■ Stated problem:
Go through the entries below and copy each line containing the word "przycisku".

■ Task material:
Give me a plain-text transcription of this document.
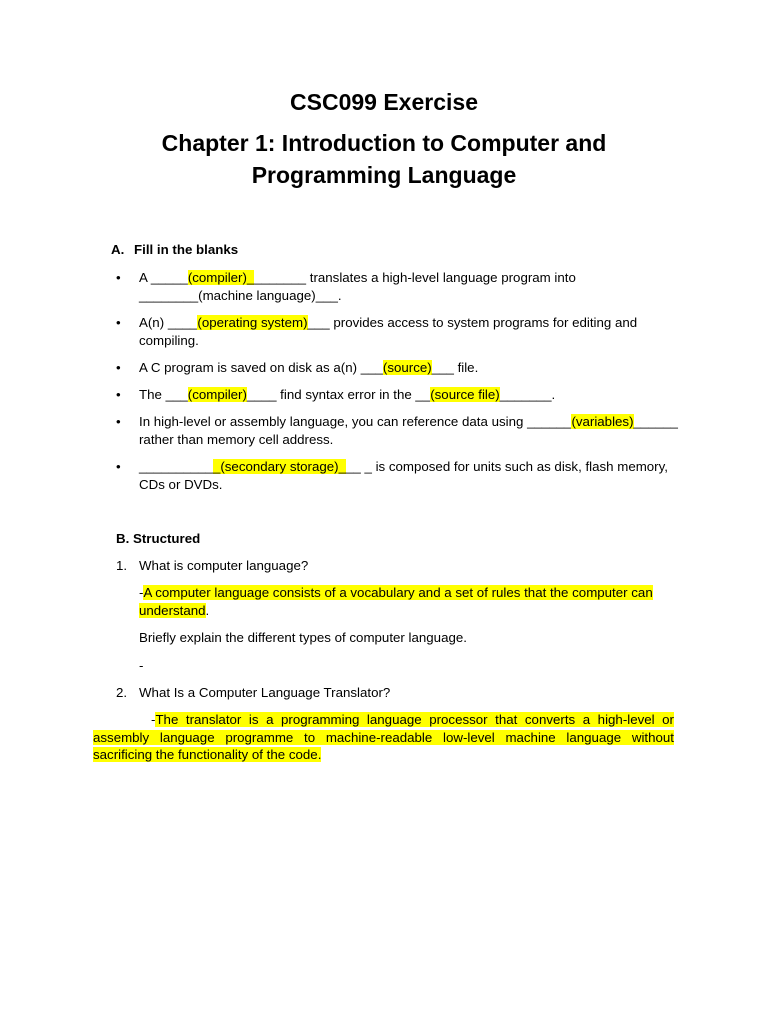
CSC099 Exercise
Chapter 1: Introduction to Computer and Programming Language
A. Fill in the blanks
• A _____(compiler)________ translates a high-level language program into ________(machine language)___.
• A(n) ____(operating system)___ provides access to system programs for editing and compiling.
• A C program is saved on disk as a(n) ___(source)___ file.
• The ___(compiler)____ find syntax error in the __(source file)_______.
• In high-level or assembly language, you can reference data using ______(variables)______ rather than memory cell address.
• ___________(secondary storage)___ _ is composed for units such as disk, flash memory, CDs or DVDs.
B. Structured
1. What is computer language?
-A computer language consists of a vocabulary and a set of rules that the computer can understand.
Briefly explain the different types of computer language.
-
2. What Is a Computer Language Translator?
-The translator is a programming language processor that converts a high-level or assembly language programme to machine-readable low-level machine language without sacrificing the functionality of the code.
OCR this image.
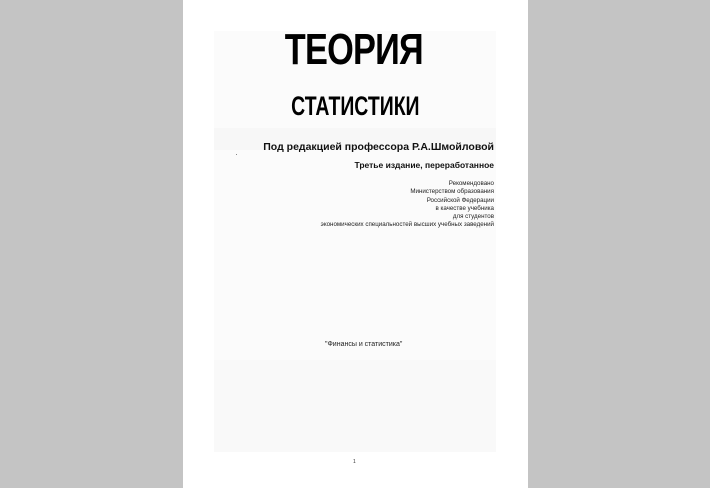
ТЕОРИЯ
СТАТИСТИКИ
Под редакцией профессора Р.А.Шмойловой
Третье издание, переработанное
Рекомендовано
Министерством образования
Российской Федерации
в качестве учебника
для студентов
экономических специальностей высших учебных заведений
"Финансы и статистика"
1
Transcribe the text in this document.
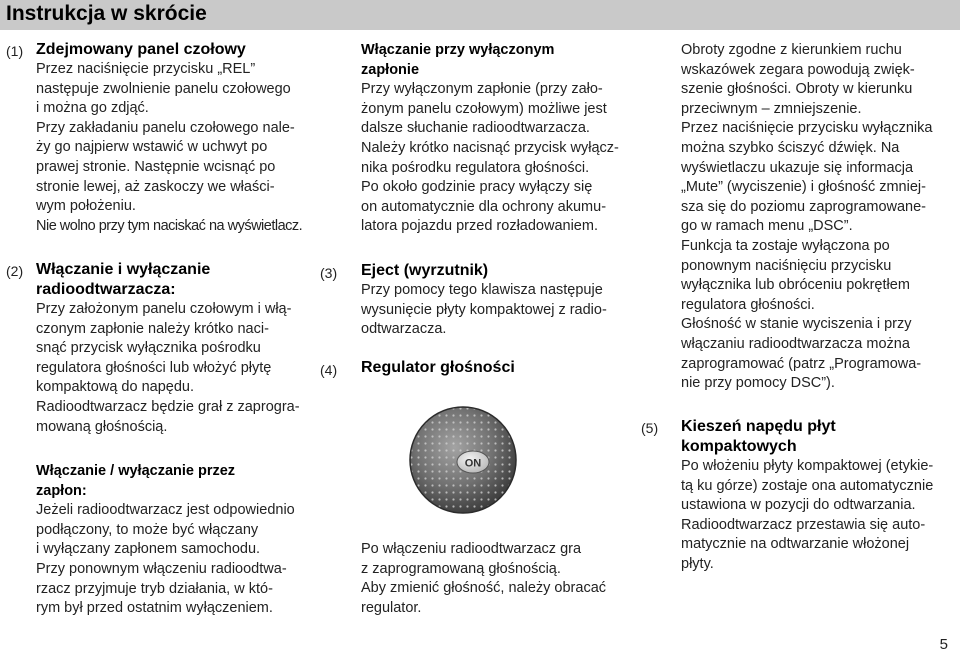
Instrukcja w skrócie
(1) Zdejmowany panel czołowy

Przez naciśnięcie przycisku „REL”

następuje zwolnienie panelu czołowego

i można go zdjąć.

Przy zakładaniu panelu czołowego nale-

ży go najpierw wstawić w uchwyt po

prawej stronie. Następnie wcisnąć po

stronie lewej, aż zaskoczy we właści-

wym położeniu.

Nie wolno przy tym naciskać na wyświetlacz.

(2) Włączanie i wyłączanie
radioodtwarzacza:

Przy założonym panelu czołowym i włą-

czonym zapłonie należy krótko naci-

snąć przycisk wyłącznika pośrodku

regulatora głośności lub włożyć płytę

kompaktową do napędu.

Radioodtwarzacz będzie grał z zaprogra-

mowaną głośnością.

Włączanie / wyłączanie przez
zapłon:

Jeżeli radioodtwarzacz jest odpowiednio

podłączony, to może być włączany

i wyłączany zapłonem samochodu.

Przy ponownym włączeniu radioodtwa-

rzacz przyjmuje tryb działania, w któ-

rym był przed ostatnim wyłączeniem.

Włączanie przy wyłączonym
zapłonie

Przy wyłączonym zapłonie (przy zało-

żonym panelu czołowym) możliwe jest

dalsze słuchanie radioodtwarzacza.

Należy krótko nacisnąć przycisk wyłącz-

nika pośrodku regulatora głośności.

Po około godzinie pracy wyłączy się

on automatycznie dla ochrony akumu-

latora pojazdu przed rozładowaniem.

(3) Eject (wyrzutnik)

Przy pomocy tego klawisza następuje

wysunięcie płyty kompaktowej z radio-

odtwarzacza.

(4) Regulator głośności
ON

Po włączeniu radioodtwarzacz gra

z zaprogramowaną głośnością.

Aby zmienić głośność, należy obracać

regulator.

Obroty zgodne z kierunkiem ruchu

wskazówek zegara powodują zwięk-

szenie głośności. Obroty w kierunku

przeciwnym – zmniejszenie.

Przez naciśnięcie przycisku wyłącznika

można szybko ściszyć dźwięk. Na

wyświetlaczu ukazuje się informacja

„Mute” (wyciszenie) i głośność zmniej-

sza się do poziomu zaprogramowane-

go w ramach menu „DSC”.

Funkcja ta zostaje wyłączona po

ponownym naciśnięciu przycisku

wyłącznika lub obróceniu pokrętłem

regulatora głośności.

Głośność w stanie wyciszenia i przy

włączaniu radioodtwarzacza można

zaprogramować (patrz „Programowa-

nie przy pomocy DSC”).

(5) Kieszeń napędu płyt
kompaktowych

Po włożeniu płyty kompaktowej (etykie-

tą ku górze) zostaje ona automatycznie

ustawiona w pozycji do odtwarzania.

Radioodtwarzacz przestawia się auto-

matycznie na odtwarzanie włożonej

płyty.

5
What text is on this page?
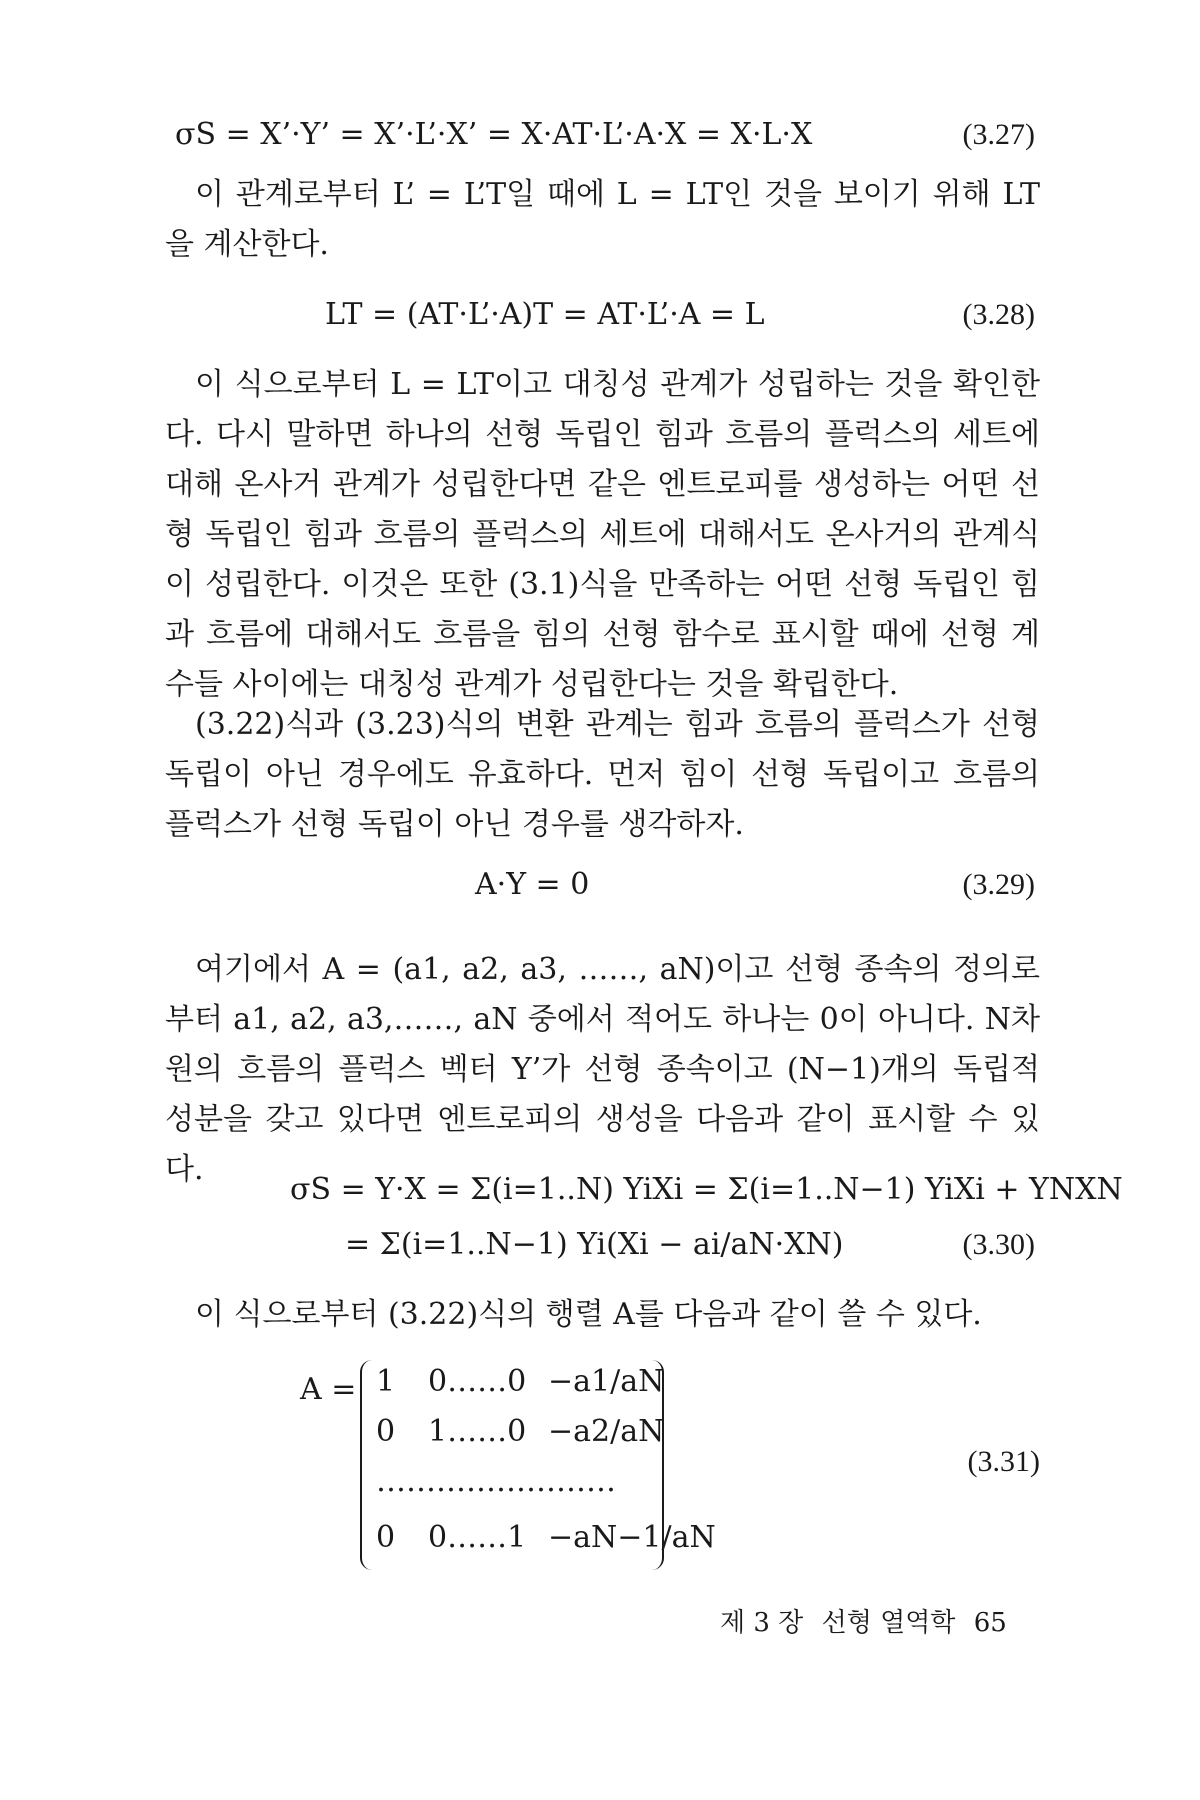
σS = X’·Y’ = X’·L’·X’ = X·AT·L’·A·X = X·L·X	(3.27)

이 관계로부터 L’ = L’T일 때에 L = LT인 것을 보이기 위해 LT을 계산한다.

LT = (AT·L’·A)T = AT·L’·A = L	(3.28)

이 식으로부터 L = LT이고 대칭성 관계가 성립하는 것을 확인한다. 다시 말하면 하나의 선형 독립인 힘과 흐름의 플럭스의 세트에 대해 온사거 관계가 성립한다면 같은 엔트로피를 생성하는 어떤 선형 독립인 힘과 흐름의 플럭스의 세트에 대해서도 온사거의 관계식이 성립한다. 이것은 또한 (3.1)식을 만족하는 어떤 선형 독립인 힘과 흐름에 대해서도 흐름을 힘의 선형 함수로 표시할 때에 선형 계수들 사이에는 대칭성 관계가 성립한다는 것을 확립한다.

(3.22)식과 (3.23)식의 변환 관계는 힘과 흐름의 플럭스가 선형독립이 아닌 경우에도 유효하다. 먼저 힘이 선형 독립이고 흐름의 플럭스가 선형 독립이 아닌 경우를 생각하자.

A·Y = 0	(3.29)

여기에서 A = (a1, a2, a3, ……, aN)이고 선형 종속의 정의로부터 a1, a2, a3,……, aN 중에서 적어도 하나는 0이 아니다. N차원의 흐름의 플럭스 벡터 Y’가 선형 종속이고 (N−1)개의 독립적 성분을 갖고 있다면 엔트로피의 생성을 다음과 같이 표시할 수 있다.

σS = Y·X = Σ(i=1..N) YiXi = Σ(i=1..N−1) YiXi + YNXN
= Σ(i=1..N−1) Yi(Xi − ai/aN·XN)	(3.30)

이 식으로부터 (3.22)식의 행렬 A를 다음과 같이 쓸 수 있다.

A = 1 0……0 −a1/aN
0 1……0 −a2/aN
……………………
0 0……1 −aN−1/aN
(3.31)
제 3 장 선형 열역학 65
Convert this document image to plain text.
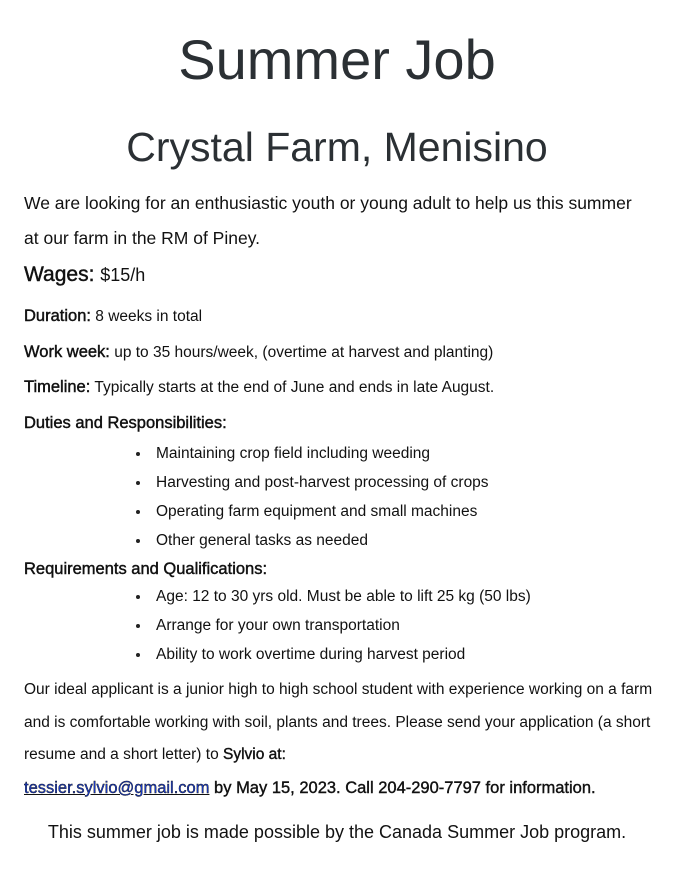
Summer Job
Crystal Farm, Menisino
We are looking for an enthusiastic youth or young adult to help us this summer at our farm in the RM of Piney.
Wages: $15/h
Duration: 8 weeks in total
Work week: up to 35 hours/week, (overtime at harvest and planting)
Timeline: Typically starts at the end of June and ends in late August.
Duties and Responsibilities:
Maintaining crop field including weeding
Harvesting and post-harvest processing of crops
Operating farm equipment and small machines
Other general tasks as needed
Requirements and Qualifications:
Age: 12 to 30 yrs old. Must be able to lift 25 kg (50 lbs)
Arrange for your own transportation
Ability to work overtime during harvest period
Our ideal applicant is a junior high to high school student with experience working on a farm and is comfortable working with soil, plants and trees. Please send your application (a short resume and a short letter) to Sylvio at:
tessier.sylvio@gmail.com by May 15, 2023. Call 204-290-7797 for information.
This summer job is made possible by the Canada Summer Job program.
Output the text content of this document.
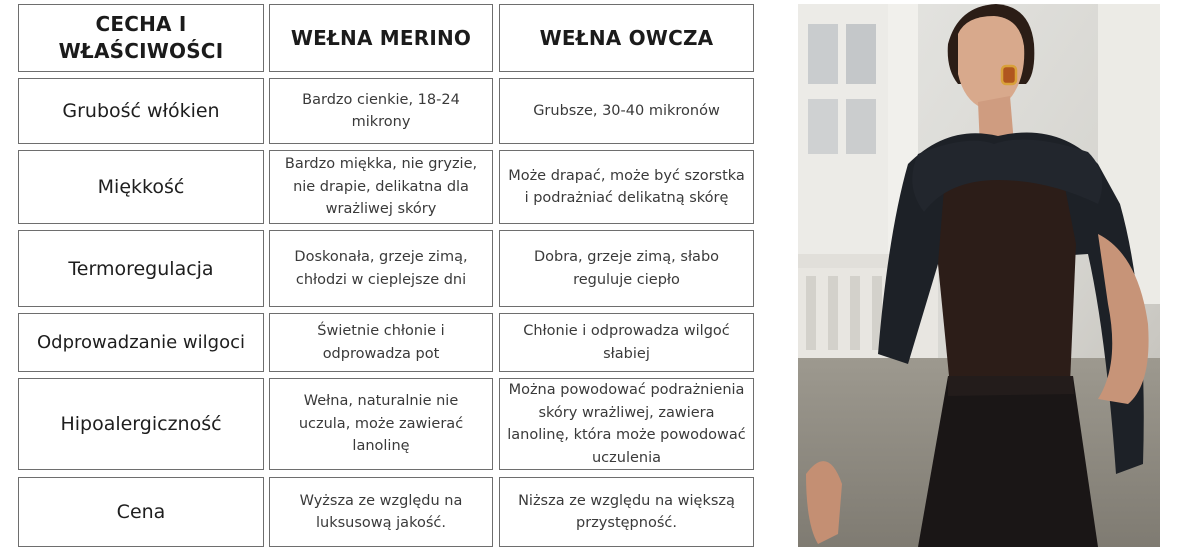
CECHA I WŁAŚCIWOŚCI
WEŁNA MERINO	WEŁNA OWCZA
Grubość włókien
Bardzo cienkie, 18-24 mikrony
Grubsze, 30-40 mikronów
Miękkość
Bardzo miękka, nie gryzie, nie drapie, delikatna dla wrażliwej skóry
Może drapać, może być szorstka i podrażniać delikatną skórę
Termoregulacja
Doskonała, grzeje zimą, chłodzi w cieplejsze dni
Dobra, grzeje zimą, słabo reguluje ciepło
Odprowadzanie wilgoci
Świetnie chłonie i odprowadza pot
Chłonie i odprowadza wilgoć słabiej
Hipoalergiczność
Wełna, naturalnie nie uczula, może zawierać lanolinę
Można powodować podrażnienia skóry wrażliwej, zawiera lanolinę, która może powodować uczulenia
Cena
Wyższa ze względu na luksusową jakość.
Niższa ze względu na większą przystępność.
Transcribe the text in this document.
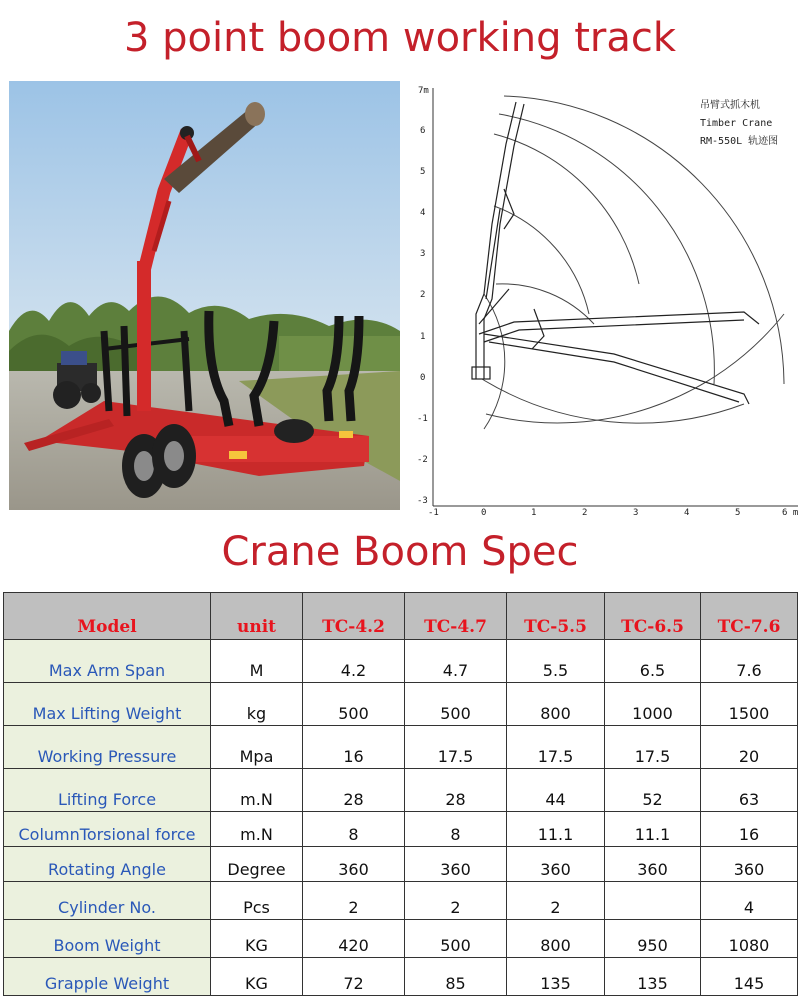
3 point boom working track
7m
6
5
4
3
2
1
0
-1
-2
-3
-1	0	1	2	3	4	5	6 m
吊臂式抓木机
Timber Crane
RM-550L 轨迹图
Crane Boom Spec
Model	unit	TC-4.2	TC-4.7	TC-5.5	TC-6.5	TC-7.6
Max Arm Span	M	4.2	4.7	5.5	6.5	7.6
Max Lifting Weight	kg	500	500	800	1000	1500
Working Pressure	Mpa	16	17.5	17.5	17.5	20
Lifting Force	m.N	28	28	44	52	63
ColumnTorsional force	m.N	8	8	11.1	11.1	16
Rotating Angle	Degree	360	360	360	360	360
Cylinder No.	Pcs	2	2	2		4
Boom Weight	KG	420	500	800	950	1080
Grapple Weight	KG	72	85	135	135	145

■ Solution:
Przez naciśnięcie przycisku „REL”
Przez naciśnięcie przycisku wyłącznika
ponownym naciśnięciu przycisku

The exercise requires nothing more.